## What the exercise asks
Go through the records and extract every line with the word "uživatelů".

## Saved data entries
****************************************

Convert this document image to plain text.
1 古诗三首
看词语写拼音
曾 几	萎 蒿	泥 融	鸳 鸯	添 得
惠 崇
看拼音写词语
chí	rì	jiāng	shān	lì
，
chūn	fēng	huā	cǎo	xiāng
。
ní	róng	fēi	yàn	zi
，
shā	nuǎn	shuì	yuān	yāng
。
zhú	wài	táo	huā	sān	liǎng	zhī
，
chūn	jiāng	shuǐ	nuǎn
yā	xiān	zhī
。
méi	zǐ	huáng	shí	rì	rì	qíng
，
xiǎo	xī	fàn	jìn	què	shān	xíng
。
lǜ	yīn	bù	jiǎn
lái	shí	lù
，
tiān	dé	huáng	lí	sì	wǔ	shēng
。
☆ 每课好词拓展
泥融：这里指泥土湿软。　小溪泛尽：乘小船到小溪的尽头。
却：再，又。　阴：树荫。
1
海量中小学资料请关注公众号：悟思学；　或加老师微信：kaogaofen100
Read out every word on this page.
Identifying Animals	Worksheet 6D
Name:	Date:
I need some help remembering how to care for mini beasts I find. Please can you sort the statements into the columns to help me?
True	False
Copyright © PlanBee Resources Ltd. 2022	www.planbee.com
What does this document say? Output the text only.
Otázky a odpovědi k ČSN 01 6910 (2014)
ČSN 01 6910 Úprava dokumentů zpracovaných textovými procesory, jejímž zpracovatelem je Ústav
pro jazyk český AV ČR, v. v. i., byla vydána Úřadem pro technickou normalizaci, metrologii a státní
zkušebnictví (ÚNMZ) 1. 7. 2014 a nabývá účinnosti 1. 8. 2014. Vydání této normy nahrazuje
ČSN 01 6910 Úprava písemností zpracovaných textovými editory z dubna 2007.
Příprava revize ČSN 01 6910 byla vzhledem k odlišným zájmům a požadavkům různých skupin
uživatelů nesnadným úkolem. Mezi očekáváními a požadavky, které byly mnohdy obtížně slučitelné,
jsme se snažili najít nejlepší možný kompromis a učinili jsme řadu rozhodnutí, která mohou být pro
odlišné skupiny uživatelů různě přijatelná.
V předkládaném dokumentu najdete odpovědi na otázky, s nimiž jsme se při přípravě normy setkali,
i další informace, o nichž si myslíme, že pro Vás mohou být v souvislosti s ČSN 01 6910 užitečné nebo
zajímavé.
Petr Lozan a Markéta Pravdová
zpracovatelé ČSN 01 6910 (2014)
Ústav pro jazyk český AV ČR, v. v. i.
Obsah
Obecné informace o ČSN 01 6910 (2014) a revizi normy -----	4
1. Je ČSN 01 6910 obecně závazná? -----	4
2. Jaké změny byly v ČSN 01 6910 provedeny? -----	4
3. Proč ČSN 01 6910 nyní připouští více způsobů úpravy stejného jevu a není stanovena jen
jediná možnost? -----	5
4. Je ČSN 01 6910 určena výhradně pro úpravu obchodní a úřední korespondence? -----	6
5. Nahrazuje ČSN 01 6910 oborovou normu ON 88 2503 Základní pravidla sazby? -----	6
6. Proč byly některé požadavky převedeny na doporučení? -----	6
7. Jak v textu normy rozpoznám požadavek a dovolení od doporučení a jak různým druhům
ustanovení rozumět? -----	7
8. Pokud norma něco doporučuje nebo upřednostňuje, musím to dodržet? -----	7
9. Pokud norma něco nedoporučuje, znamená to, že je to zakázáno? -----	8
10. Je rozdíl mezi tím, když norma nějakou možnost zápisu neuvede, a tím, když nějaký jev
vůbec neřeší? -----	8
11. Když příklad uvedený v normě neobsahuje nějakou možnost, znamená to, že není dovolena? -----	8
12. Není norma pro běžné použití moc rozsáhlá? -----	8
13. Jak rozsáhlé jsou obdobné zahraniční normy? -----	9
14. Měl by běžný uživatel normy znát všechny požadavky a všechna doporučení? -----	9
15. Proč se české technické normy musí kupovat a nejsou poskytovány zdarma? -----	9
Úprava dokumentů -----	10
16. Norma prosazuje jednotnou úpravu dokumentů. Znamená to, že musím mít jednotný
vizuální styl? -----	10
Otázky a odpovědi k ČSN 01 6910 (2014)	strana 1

****************************************

## Full response
uživatelů nesnadným úkolem. Mezi očekáváními a požadavky, které byly mnohdy obtížně slučitelné,
odlišné skupiny uživatelů různě přijatelná.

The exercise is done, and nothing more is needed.